[AIM]: Without the pictures, set down every line of the data exactly.

[RECORDS SHOWN]:
────────────────────────────────────────
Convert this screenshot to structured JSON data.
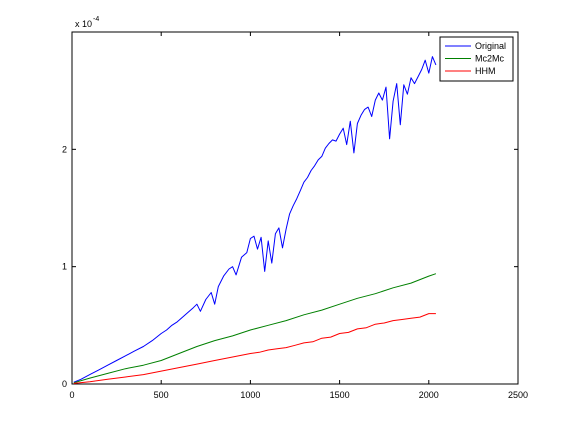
{
  "chart_data": {
    "type": "line",
    "title": "",
    "xlabel": "",
    "ylabel": "",
    "xlim": [
      0,
      2500
    ],
    "ylim": [
      0,
      0.0003
    ],
    "x_ticks": [
      0,
      500,
      1000,
      1500,
      2000,
      2500
    ],
    "x_tick_labels": [
      "0",
      "500",
      "1000",
      "1500",
      "2000",
      "2500"
    ],
    "y_ticks": [
      0,
      0.0001,
      0.0002
    ],
    "y_tick_labels": [
      "0",
      "1",
      "2"
    ],
    "y_exponent_label": {
      "base": "x 10",
      "exponent": "-4"
    },
    "grid": false,
    "legend_position": "top-right",
    "series": [
      {
        "name": "Original",
        "color": "#0000ff",
        "x": [
          10,
          50,
          100,
          150,
          200,
          250,
          300,
          350,
          400,
          450,
          500,
          530,
          560,
          590,
          620,
          650,
          680,
          700,
          720,
          750,
          780,
          800,
          820,
          850,
          880,
          900,
          920,
          950,
          980,
          1000,
          1020,
          1040,
          1060,
          1080,
          1100,
          1120,
          1140,
          1160,
          1180,
          1200,
          1220,
          1240,
          1260,
          1280,
          1300,
          1320,
          1340,
          1360,
          1380,
          1400,
          1420,
          1440,
          1460,
          1480,
          1500,
          1520,
          1540,
          1560,
          1580,
          1600,
          1620,
          1640,
          1660,
          1680,
          1700,
          1720,
          1740,
          1760,
          1780,
          1800,
          1820,
          1840,
          1860,
          1880,
          1900,
          1920,
          1940,
          1960,
          1980,
          2000,
          2020,
          2040
        ],
        "y": [
          1.5e-06,
          4e-06,
          8e-06,
          1.2e-05,
          1.6e-05,
          2e-05,
          2.4e-05,
          2.8e-05,
          3.2e-05,
          3.7e-05,
          4.3e-05,
          4.6e-05,
          5e-05,
          5.3e-05,
          5.7e-05,
          6.1e-05,
          6.5e-05,
          6.8e-05,
          6.2e-05,
          7.2e-05,
          7.8e-05,
          6.8e-05,
          8.3e-05,
          9.2e-05,
          9.8e-05,
          0.0001,
          9.3e-05,
          0.000108,
          0.000112,
          0.000124,
          0.000126,
          0.000115,
          0.000125,
          9.6e-05,
          0.000122,
          0.000103,
          0.000128,
          0.000133,
          0.000116,
          0.000132,
          0.000145,
          0.000152,
          0.000158,
          0.000165,
          0.000172,
          0.000176,
          0.000182,
          0.000186,
          0.000191,
          0.000194,
          0.000201,
          0.000205,
          0.000208,
          0.000207,
          0.000213,
          0.000218,
          0.000204,
          0.000224,
          0.000197,
          0.000222,
          0.000229,
          0.000234,
          0.000236,
          0.000228,
          0.000242,
          0.000248,
          0.000242,
          0.000253,
          0.000209,
          0.000241,
          0.000256,
          0.000221,
          0.000255,
          0.000247,
          0.000261,
          0.000256,
          0.000262,
          0.000268,
          0.000276,
          0.000265,
          0.000279,
          0.000272
        ]
      },
      {
        "name": "Mc2Mc",
        "color": "#008000",
        "x": [
          10,
          100,
          200,
          300,
          400,
          500,
          600,
          700,
          800,
          900,
          1000,
          1100,
          1200,
          1300,
          1400,
          1500,
          1600,
          1700,
          1800,
          1900,
          2000,
          2040
        ],
        "y": [
          1e-06,
          5e-06,
          9e-06,
          1.3e-05,
          1.6e-05,
          2e-05,
          2.6e-05,
          3.2e-05,
          3.7e-05,
          4.1e-05,
          4.6e-05,
          5e-05,
          5.4e-05,
          5.9e-05,
          6.3e-05,
          6.8e-05,
          7.3e-05,
          7.7e-05,
          8.2e-05,
          8.6e-05,
          9.2e-05,
          9.4e-05
        ]
      },
      {
        "name": "HHM",
        "color": "#ff0000",
        "x": [
          10,
          100,
          200,
          300,
          400,
          500,
          600,
          700,
          800,
          900,
          1000,
          1050,
          1100,
          1150,
          1200,
          1250,
          1300,
          1350,
          1400,
          1450,
          1500,
          1550,
          1600,
          1650,
          1700,
          1750,
          1800,
          1850,
          1900,
          1950,
          2000,
          2040
        ],
        "y": [
          5e-07,
          2e-06,
          4e-06,
          6e-06,
          8e-06,
          1.1e-05,
          1.4e-05,
          1.7e-05,
          2e-05,
          2.3e-05,
          2.6e-05,
          2.7e-05,
          2.9e-05,
          3e-05,
          3.1e-05,
          3.3e-05,
          3.5e-05,
          3.6e-05,
          3.9e-05,
          4e-05,
          4.3e-05,
          4.4e-05,
          4.7e-05,
          4.8e-05,
          5.1e-05,
          5.2e-05,
          5.4e-05,
          5.5e-05,
          5.6e-05,
          5.7e-05,
          6e-05,
          6e-05
        ]
      }
    ]
  }
}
────────────────────────────────────────
[THE COMPLETED TASK]:
Convert this screenshot to structured JSON data.
{
  "chart_data": {
    "type": "line",
    "title": "",
    "xlabel": "",
    "ylabel": "",
    "xlim": [
      0,
      2500
    ],
    "ylim": [
      0,
      0.0003
    ],
    "x_ticks": [
      0,
      500,
      1000,
      1500,
      2000,
      2500
    ],
    "x_tick_labels": [
      "0",
      "500",
      "1000",
      "1500",
      "2000",
      "2500"
    ],
    "y_ticks": [
      0,
      0.0001,
      0.0002
    ],
    "y_tick_labels": [
      "0",
      "1",
      "2"
    ],
    "y_exponent_label": {
      "base": "x 10",
      "exponent": "-4"
    },
    "grid": false,
    "legend_position": "top-right",
    "series": [
      {
        "name": "Original",
        "color": "#0000ff",
        "x": [
          10,
          50,
          100,
          150,
          200,
          250,
          300,
          350,
          400,
          450,
          500,
          530,
          560,
          590,
          620,
          650,
          680,
          700,
          720,
          750,
          780,
          800,
          820,
          850,
          880,
          900,
          920,
          950,
          980,
          1000,
          1020,
          1040,
          1060,
          1080,
          1100,
          1120,
          1140,
          1160,
          1180,
          1200,
          1220,
          1240,
          1260,
          1280,
          1300,
          1320,
          1340,
          1360,
          1380,
          1400,
          1420,
          1440,
          1460,
          1480,
          1500,
          1520,
          1540,
          1560,
          1580,
          1600,
          1620,
          1640,
          1660,
          1680,
          1700,
          1720,
          1740,
          1760,
          1780,
          1800,
          1820,
          1840,
          1860,
          1880,
          1900,
          1920,
          1940,
          1960,
          1980,
          2000,
          2020,
          2040
        ],
        "y": [
          1.5e-06,
          4e-06,
          8e-06,
          1.2e-05,
          1.6e-05,
          2e-05,
          2.4e-05,
          2.8e-05,
          3.2e-05,
          3.7e-05,
          4.3e-05,
          4.6e-05,
          5e-05,
          5.3e-05,
          5.7e-05,
          6.1e-05,
          6.5e-05,
          6.8e-05,
          6.2e-05,
          7.2e-05,
          7.8e-05,
          6.8e-05,
          8.3e-05,
          9.2e-05,
          9.8e-05,
          0.0001,
          9.3e-05,
          0.000108,
          0.000112,
          0.000124,
          0.000126,
          0.000115,
          0.000125,
          9.6e-05,
          0.000122,
          0.000103,
          0.000128,
          0.000133,
          0.000116,
          0.000132,
          0.000145,
          0.000152,
          0.000158,
          0.000165,
          0.000172,
          0.000176,
          0.000182,
          0.000186,
          0.000191,
          0.000194,
          0.000201,
          0.000205,
          0.000208,
          0.000207,
          0.000213,
          0.000218,
          0.000204,
          0.000224,
          0.000197,
          0.000222,
          0.000229,
          0.000234,
          0.000236,
          0.000228,
          0.000242,
          0.000248,
          0.000242,
          0.000253,
          0.000209,
          0.000241,
          0.000256,
          0.000221,
          0.000255,
          0.000247,
          0.000261,
          0.000256,
          0.000262,
          0.000268,
          0.000276,
          0.000265,
          0.000279,
          0.000272
        ]
      },
      {
        "name": "Mc2Mc",
        "color": "#008000",
        "x": [
          10,
          100,
          200,
          300,
          400,
          500,
          600,
          700,
          800,
          900,
          1000,
          1100,
          1200,
          1300,
          1400,
          1500,
          1600,
          1700,
          1800,
          1900,
          2000,
          2040
        ],
        "y": [
          1e-06,
          5e-06,
          9e-06,
          1.3e-05,
          1.6e-05,
          2e-05,
          2.6e-05,
          3.2e-05,
          3.7e-05,
          4.1e-05,
          4.6e-05,
          5e-05,
          5.4e-05,
          5.9e-05,
          6.3e-05,
          6.8e-05,
          7.3e-05,
          7.7e-05,
          8.2e-05,
          8.6e-05,
          9.2e-05,
          9.4e-05
        ]
      },
      {
        "name": "HHM",
        "color": "#ff0000",
        "x": [
          10,
          100,
          200,
          300,
          400,
          500,
          600,
          700,
          800,
          900,
          1000,
          1050,
          1100,
          1150,
          1200,
          1250,
          1300,
          1350,
          1400,
          1450,
          1500,
          1550,
          1600,
          1650,
          1700,
          1750,
          1800,
          1850,
          1900,
          1950,
          2000,
          2040
        ],
        "y": [
          5e-07,
          2e-06,
          4e-06,
          6e-06,
          8e-06,
          1.1e-05,
          1.4e-05,
          1.7e-05,
          2e-05,
          2.3e-05,
          2.6e-05,
          2.7e-05,
          2.9e-05,
          3e-05,
          3.1e-05,
          3.3e-05,
          3.5e-05,
          3.6e-05,
          3.9e-05,
          4e-05,
          4.3e-05,
          4.4e-05,
          4.7e-05,
          4.8e-05,
          5.1e-05,
          5.2e-05,
          5.4e-05,
          5.5e-05,
          5.6e-05,
          5.7e-05,
          6e-05,
          6e-05
        ]
      }
    ]
  }
}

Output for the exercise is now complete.